**Instructions to follow**
Give a verbatim quotation of every record.

[BEGIN Listed entries]

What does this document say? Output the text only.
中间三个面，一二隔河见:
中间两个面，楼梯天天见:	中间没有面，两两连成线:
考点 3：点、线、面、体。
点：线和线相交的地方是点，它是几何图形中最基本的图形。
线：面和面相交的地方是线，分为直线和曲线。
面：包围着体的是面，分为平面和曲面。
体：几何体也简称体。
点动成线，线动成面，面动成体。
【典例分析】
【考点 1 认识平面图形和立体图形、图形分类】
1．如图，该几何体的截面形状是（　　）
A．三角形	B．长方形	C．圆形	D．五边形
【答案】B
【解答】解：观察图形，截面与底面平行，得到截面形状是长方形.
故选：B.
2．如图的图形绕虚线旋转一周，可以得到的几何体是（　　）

[END Listed entries]

**Answer for the task**
What does this document say? Output the text only.
中间三个面，一二隔河见:
中间两个面，楼梯天天见:	中间没有面，两两连成线:
考点 3：点、线、面、体。
点：线和线相交的地方是点，它是几何图形中最基本的图形。
线：面和面相交的地方是线，分为直线和曲线。
面：包围着体的是面，分为平面和曲面。
体：几何体也简称体。
点动成线，线动成面，面动成体。
【典例分析】
【考点 1 认识平面图形和立体图形、图形分类】
1．如图，该几何体的截面形状是（　　）
A．三角形	B．长方形	C．圆形	D．五边形
【答案】B
【解答】解：观察图形，截面与底面平行，得到截面形状是长方形.
故选：B.
2．如图的图形绕虚线旋转一周，可以得到的几何体是（　　）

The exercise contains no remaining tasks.